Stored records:
>> start
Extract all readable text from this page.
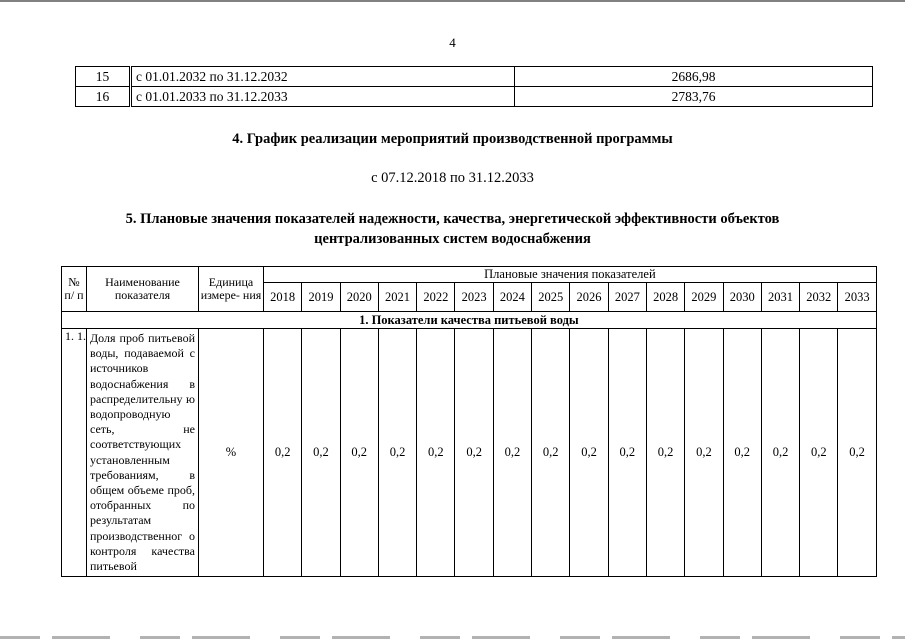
4
15	с 01.01.2032 по 31.12.2032	2686,98
16	с 01.01.2033 по 31.12.2033	2783,76
4. График реализации мероприятий производственной программы
с 07.12.2018 по 31.12.2033
5. Плановые значения показателей надежности, качества, энергетической эффективности объектов
централизованных систем водоснабжения
№ п/ п	Наименование показателя	Единица измере- ния	Плановые значения показателей															
			2018	2019	2020	2021	2022	2023	2024	2025	2026	2027	2028	2029	2030	2031	2032	2033
1. Показатели качества питьевой воды																		
1. 1.	Доля проб питьевой воды, подаваемой с источников водоснабжения в распределительну ю водопроводную сеть, не соответствующих установленным требованиям, в общем объеме проб, отобранных по результатам производственног о контроля качества питьевой	%	0,2	0,2	0,2	0,2	0,2	0,2	0,2	0,2	0,2	0,2	0,2	0,2	0,2	0,2	0,2	0,2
>> end
◆ Brief ◆
Your reply is one number: how many lines of the records above contain the word "питьевой".

◆ Response to the exercise ◆
2